RAW DATA:

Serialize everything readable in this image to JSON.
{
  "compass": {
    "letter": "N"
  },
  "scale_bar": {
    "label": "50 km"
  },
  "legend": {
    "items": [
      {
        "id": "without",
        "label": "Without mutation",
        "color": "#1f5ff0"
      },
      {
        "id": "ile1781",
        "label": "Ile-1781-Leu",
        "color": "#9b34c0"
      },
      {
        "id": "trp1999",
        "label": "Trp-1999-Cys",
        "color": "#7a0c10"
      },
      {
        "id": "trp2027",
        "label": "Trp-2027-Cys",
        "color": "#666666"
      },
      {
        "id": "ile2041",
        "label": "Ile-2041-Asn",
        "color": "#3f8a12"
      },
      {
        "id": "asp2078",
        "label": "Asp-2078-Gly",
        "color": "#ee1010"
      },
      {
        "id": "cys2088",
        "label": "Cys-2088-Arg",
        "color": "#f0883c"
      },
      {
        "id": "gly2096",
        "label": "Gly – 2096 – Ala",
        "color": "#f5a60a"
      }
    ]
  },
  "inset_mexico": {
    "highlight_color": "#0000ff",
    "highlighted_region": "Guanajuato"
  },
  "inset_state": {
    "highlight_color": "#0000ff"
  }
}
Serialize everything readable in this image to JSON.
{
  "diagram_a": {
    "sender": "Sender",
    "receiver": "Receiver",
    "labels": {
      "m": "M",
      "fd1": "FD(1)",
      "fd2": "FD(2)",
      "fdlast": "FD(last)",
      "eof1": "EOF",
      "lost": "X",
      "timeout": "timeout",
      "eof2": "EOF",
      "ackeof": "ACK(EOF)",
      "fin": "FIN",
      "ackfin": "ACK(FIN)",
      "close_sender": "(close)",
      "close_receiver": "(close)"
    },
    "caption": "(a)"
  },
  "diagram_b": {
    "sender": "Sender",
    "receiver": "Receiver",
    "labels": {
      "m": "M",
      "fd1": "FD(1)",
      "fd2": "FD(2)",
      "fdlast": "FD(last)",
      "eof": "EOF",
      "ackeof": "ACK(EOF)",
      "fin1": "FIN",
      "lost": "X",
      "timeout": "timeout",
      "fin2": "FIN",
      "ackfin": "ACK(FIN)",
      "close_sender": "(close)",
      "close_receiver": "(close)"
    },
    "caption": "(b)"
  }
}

WORK TO BE COMPLETED: The records above must be repeated exactly, every one of them.

SOLVED EXERCISE:
Serialize everything readable in this image to JSON.
{
  "compass": {
    "letter": "N"
  },
  "scale_bar": {
    "label": "50 km"
  },
  "legend": {
    "items": [
      {
        "id": "without",
        "label": "Without mutation",
        "color": "#1f5ff0"
      },
      {
        "id": "ile1781",
        "label": "Ile-1781-Leu",
        "color": "#9b34c0"
      },
      {
        "id": "trp1999",
        "label": "Trp-1999-Cys",
        "color": "#7a0c10"
      },
      {
        "id": "trp2027",
        "label": "Trp-2027-Cys",
        "color": "#666666"
      },
      {
        "id": "ile2041",
        "label": "Ile-2041-Asn",
        "color": "#3f8a12"
      },
      {
        "id": "asp2078",
        "label": "Asp-2078-Gly",
        "color": "#ee1010"
      },
      {
        "id": "cys2088",
        "label": "Cys-2088-Arg",
        "color": "#f0883c"
      },
      {
        "id": "gly2096",
        "label": "Gly – 2096 – Ala",
        "color": "#f5a60a"
      }
    ]
  },
  "inset_mexico": {
    "highlight_color": "#0000ff",
    "highlighted_region": "Guanajuato"
  },
  "inset_state": {
    "highlight_color": "#0000ff"
  }
}
Serialize everything readable in this image to JSON.
{
  "diagram_a": {
    "sender": "Sender",
    "receiver": "Receiver",
    "labels": {
      "m": "M",
      "fd1": "FD(1)",
      "fd2": "FD(2)",
      "fdlast": "FD(last)",
      "eof1": "EOF",
      "lost": "X",
      "timeout": "timeout",
      "eof2": "EOF",
      "ackeof": "ACK(EOF)",
      "fin": "FIN",
      "ackfin": "ACK(FIN)",
      "close_sender": "(close)",
      "close_receiver": "(close)"
    },
    "caption": "(a)"
  },
  "diagram_b": {
    "sender": "Sender",
    "receiver": "Receiver",
    "labels": {
      "m": "M",
      "fd1": "FD(1)",
      "fd2": "FD(2)",
      "fdlast": "FD(last)",
      "eof": "EOF",
      "ackeof": "ACK(EOF)",
      "fin1": "FIN",
      "lost": "X",
      "timeout": "timeout",
      "fin2": "FIN",
      "ackfin": "ACK(FIN)",
      "close_sender": "(close)",
      "close_receiver": "(close)"
    },
    "caption": "(b)"
  }
}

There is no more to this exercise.